Task details » Find and copy each line of the records where the string "Columbia" shows up.

[Dataset entries on figures]
-- Start --
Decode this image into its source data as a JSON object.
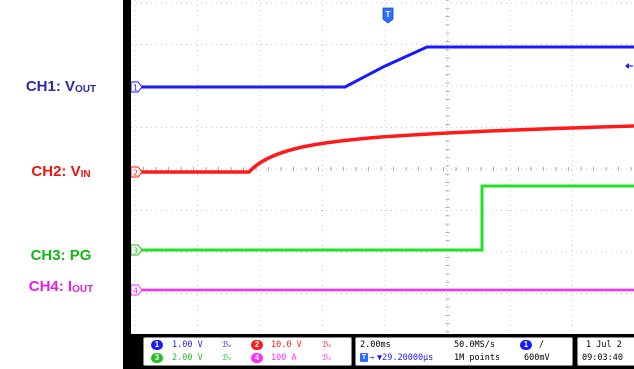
{
  "channel_labels": [
    {
      "prefix": "CH1: V",
      "sub": "OUT",
      "color": "#2b2ba8"
    },
    {
      "prefix": "CH2: V",
      "sub": "IN",
      "color": "#e8140f"
    },
    {
      "prefix": "CH3: PG",
      "sub": "",
      "color": "#13b613"
    },
    {
      "prefix": "CH4: I",
      "sub": "OUT",
      "color": "#e11ee1"
    }
  ],
  "scope": {
    "trigger_marker": "T",
    "channel_markers": [
      "1",
      "2",
      "3",
      "4"
    ],
    "trace_colors": {
      "ch1": "#1a1aff",
      "ch2": "#ff1a1a",
      "ch3": "#22e022",
      "ch4": "#ff2aff"
    }
  },
  "status": {
    "ch1_scale": "1.00 V",
    "ch2_scale": "10.0 V",
    "ch3_scale": "2.00 V",
    "ch4_scale": "100 A",
    "bw_symbol": "ℬᵥ",
    "time_div": "2.00ms",
    "sample_rate": "50.0MS/s",
    "trigger_pos": "▼29.20000µs",
    "record_length": "1M points",
    "trigger_source": "1",
    "trigger_slope": "/",
    "trigger_level": "600mV",
    "date": "1 Jul  2",
    "time": "09:03:40"
  }
}
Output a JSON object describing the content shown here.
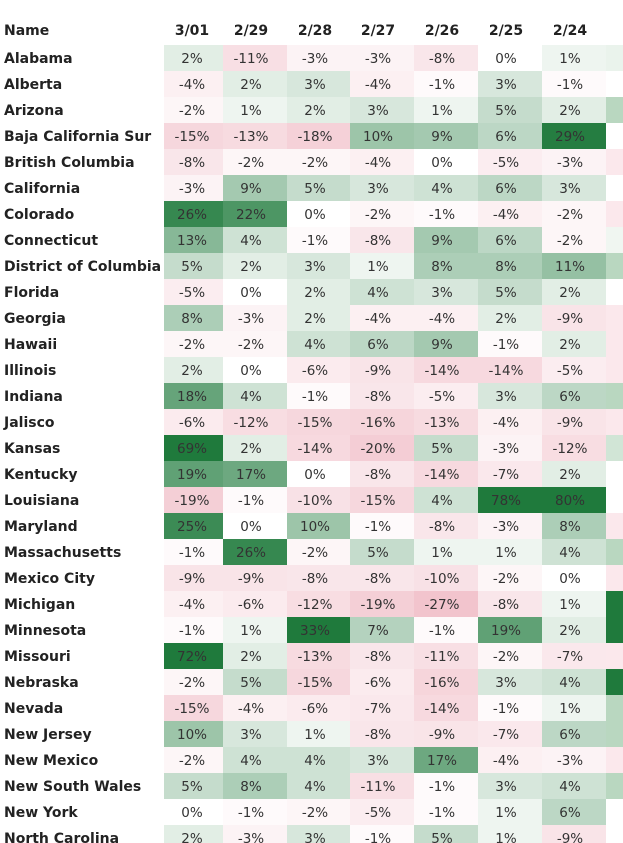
{
  "chart_data": {
    "type": "heatmap",
    "header_name": "Name",
    "columns": [
      "3/01",
      "2/29",
      "2/28",
      "2/27",
      "2/26",
      "2/25",
      "2/24"
    ],
    "rows": [
      {
        "name": "Alabama",
        "values": [
          2,
          -11,
          -3,
          -3,
          -8,
          0,
          1
        ]
      },
      {
        "name": "Alberta",
        "values": [
          -4,
          2,
          3,
          -4,
          -1,
          3,
          -1
        ]
      },
      {
        "name": "Arizona",
        "values": [
          -2,
          1,
          2,
          3,
          1,
          5,
          2
        ]
      },
      {
        "name": "Baja California Sur",
        "values": [
          -15,
          -13,
          -18,
          10,
          9,
          6,
          29
        ]
      },
      {
        "name": "British Columbia",
        "values": [
          -8,
          -2,
          -2,
          -4,
          0,
          -5,
          -3
        ]
      },
      {
        "name": "California",
        "values": [
          -3,
          9,
          5,
          3,
          4,
          6,
          3
        ]
      },
      {
        "name": "Colorado",
        "values": [
          26,
          22,
          0,
          -2,
          -1,
          -4,
          -2
        ]
      },
      {
        "name": "Connecticut",
        "values": [
          13,
          4,
          -1,
          -8,
          9,
          6,
          -2
        ]
      },
      {
        "name": "District of Columbia",
        "values": [
          5,
          2,
          3,
          1,
          8,
          8,
          11
        ]
      },
      {
        "name": "Florida",
        "values": [
          -5,
          0,
          2,
          4,
          3,
          5,
          2
        ]
      },
      {
        "name": "Georgia",
        "values": [
          8,
          -3,
          2,
          -4,
          -4,
          2,
          -9
        ]
      },
      {
        "name": "Hawaii",
        "values": [
          -2,
          -2,
          4,
          6,
          9,
          -1,
          2
        ]
      },
      {
        "name": "Illinois",
        "values": [
          2,
          0,
          -6,
          -9,
          -14,
          -14,
          -5
        ]
      },
      {
        "name": "Indiana",
        "values": [
          18,
          4,
          -1,
          -8,
          -5,
          3,
          6
        ]
      },
      {
        "name": "Jalisco",
        "values": [
          -6,
          -12,
          -15,
          -16,
          -13,
          -4,
          -9
        ]
      },
      {
        "name": "Kansas",
        "values": [
          69,
          2,
          -14,
          -20,
          5,
          -3,
          -12
        ]
      },
      {
        "name": "Kentucky",
        "values": [
          19,
          17,
          0,
          -8,
          -14,
          -7,
          2
        ]
      },
      {
        "name": "Louisiana",
        "values": [
          -19,
          -1,
          -10,
          -15,
          4,
          78,
          80
        ]
      },
      {
        "name": "Maryland",
        "values": [
          25,
          0,
          10,
          -1,
          -8,
          -3,
          8
        ]
      },
      {
        "name": "Massachusetts",
        "values": [
          -1,
          26,
          -2,
          5,
          1,
          1,
          4
        ]
      },
      {
        "name": "Mexico City",
        "values": [
          -9,
          -9,
          -8,
          -8,
          -10,
          -2,
          0
        ]
      },
      {
        "name": "Michigan",
        "values": [
          -4,
          -6,
          -12,
          -19,
          -27,
          -8,
          1
        ]
      },
      {
        "name": "Minnesota",
        "values": [
          -1,
          1,
          33,
          7,
          -1,
          19,
          2
        ]
      },
      {
        "name": "Missouri",
        "values": [
          72,
          2,
          -13,
          -8,
          -11,
          -2,
          -7
        ]
      },
      {
        "name": "Nebraska",
        "values": [
          -2,
          5,
          -15,
          -6,
          -16,
          3,
          4
        ]
      },
      {
        "name": "Nevada",
        "values": [
          -15,
          -4,
          -6,
          -7,
          -14,
          -1,
          1
        ]
      },
      {
        "name": "New Jersey",
        "values": [
          10,
          3,
          1,
          -8,
          -9,
          -7,
          6
        ]
      },
      {
        "name": "New Mexico",
        "values": [
          -2,
          4,
          4,
          3,
          17,
          -4,
          -3
        ]
      },
      {
        "name": "New South Wales",
        "values": [
          5,
          8,
          4,
          -11,
          -1,
          3,
          4
        ]
      },
      {
        "name": "New York",
        "values": [
          0,
          -1,
          -2,
          -5,
          -1,
          1,
          6
        ]
      },
      {
        "name": "North Carolina",
        "values": [
          2,
          -3,
          3,
          -1,
          5,
          1,
          -9
        ]
      }
    ],
    "value_suffix": "%",
    "partial_column_fills": [
      "#eaf3ec",
      "#ffffff",
      "#b9d7c0",
      "#ffffff",
      "#fbe8ec",
      "#ffffff",
      "#fbe8ec",
      "#f0f6f1",
      "#b9d7c0",
      "#ffffff",
      "#fbe8ec",
      "#fbe8ec",
      "#fbe8ec",
      "#b9d7c0",
      "#fbe8ec",
      "#d1e5d6",
      "#ffffff",
      "#ffffff",
      "#fbe8ec",
      "#b9d7c0",
      "#fbe8ec",
      "#1f7a3c",
      "#1f7a3c",
      "#fbe8ec",
      "#1f7a3c",
      "#b9d7c0",
      "#b9d7c0",
      "#fbe8ec",
      "#b9d7c0",
      "#ffffff",
      "#ffffff"
    ],
    "colors": {
      "positive_strong": "#1f7a3c",
      "negative_strong": "#f2c4cd",
      "neutral": "#ffffff",
      "text": "#333333",
      "header_text": "#222222"
    }
  }
}
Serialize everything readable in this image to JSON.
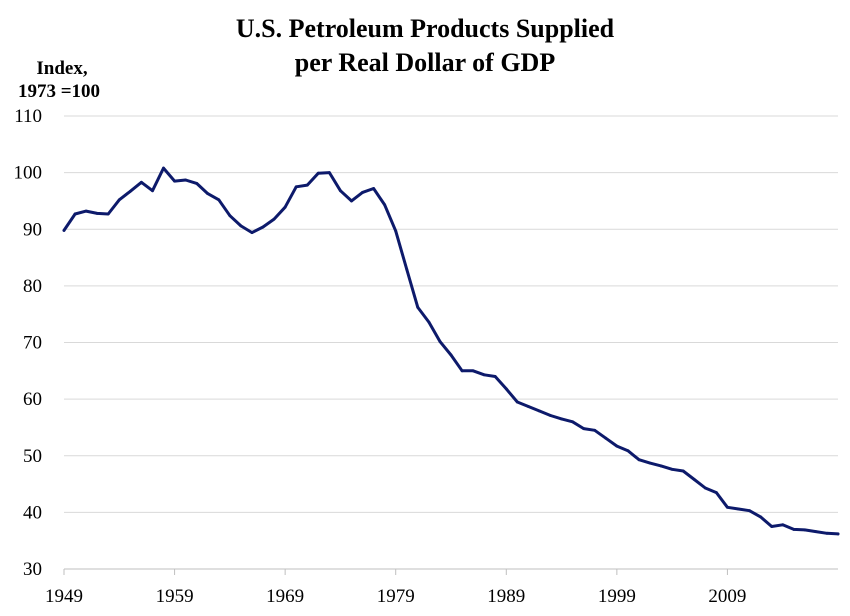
{
  "chart_data": {
    "type": "line",
    "title": [
      "U.S. Petroleum Products Supplied",
      "per Real Dollar of GDP"
    ],
    "ylabel": [
      "Index,",
      "1973 =100"
    ],
    "xlabel": "",
    "ylim": [
      30,
      110
    ],
    "yticks": [
      30,
      40,
      50,
      60,
      70,
      80,
      90,
      100,
      110
    ],
    "xlim": [
      1949,
      2019
    ],
    "xticks": [
      1949,
      1959,
      1969,
      1979,
      1989,
      1999,
      2009
    ],
    "grid": true,
    "legend": "none",
    "series": [
      {
        "color": "#0d1a6b",
        "x": [
          1949,
          1950,
          1951,
          1952,
          1953,
          1954,
          1955,
          1956,
          1957,
          1958,
          1959,
          1960,
          1961,
          1962,
          1963,
          1964,
          1965,
          1966,
          1967,
          1968,
          1969,
          1970,
          1971,
          1972,
          1973,
          1974,
          1975,
          1976,
          1977,
          1978,
          1979,
          1980,
          1981,
          1982,
          1983,
          1984,
          1985,
          1986,
          1987,
          1988,
          1989,
          1990,
          1991,
          1992,
          1993,
          1994,
          1995,
          1996,
          1997,
          1998,
          1999,
          2000,
          2001,
          2002,
          2003,
          2004,
          2005,
          2006,
          2007,
          2008,
          2009,
          2010,
          2011,
          2012,
          2013,
          2014,
          2015,
          2016,
          2017,
          2018,
          2019
        ],
        "values": [
          89.8,
          92.7,
          93.2,
          92.8,
          92.7,
          95.2,
          96.7,
          98.3,
          96.8,
          100.8,
          98.5,
          98.7,
          98.1,
          96.3,
          95.2,
          92.4,
          90.6,
          89.4,
          90.4,
          91.8,
          93.9,
          97.5,
          97.8,
          99.9,
          100.0,
          96.8,
          95.0,
          96.5,
          97.2,
          94.3,
          89.7,
          82.9,
          76.2,
          73.6,
          70.2,
          67.8,
          65.0,
          65.0,
          64.3,
          64.0,
          61.8,
          59.5,
          58.7,
          57.9,
          57.1,
          56.5,
          56.0,
          54.8,
          54.5,
          53.1,
          51.7,
          50.9,
          49.3,
          48.7,
          48.2,
          47.6,
          47.3,
          45.8,
          44.3,
          43.5,
          40.9,
          40.6,
          40.3,
          39.2,
          37.5,
          37.8,
          37.0,
          36.9,
          36.6,
          36.3,
          36.2
        ]
      }
    ]
  }
}
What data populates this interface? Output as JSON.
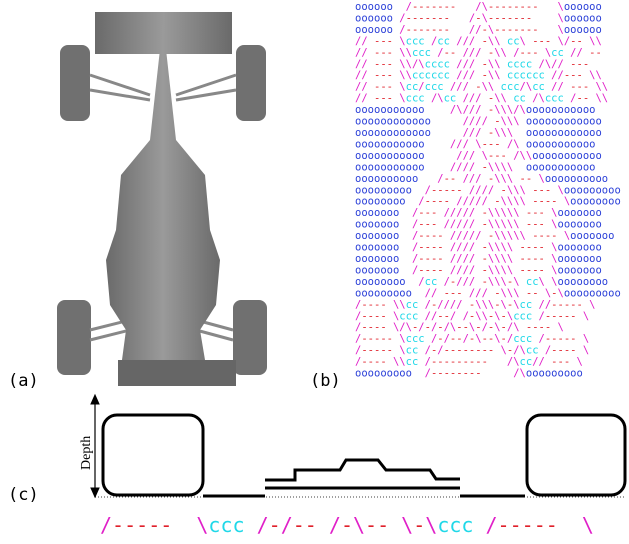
-- End --
Answer to the task »
        "name": "British Columbia",
        "name": "District of Columbia",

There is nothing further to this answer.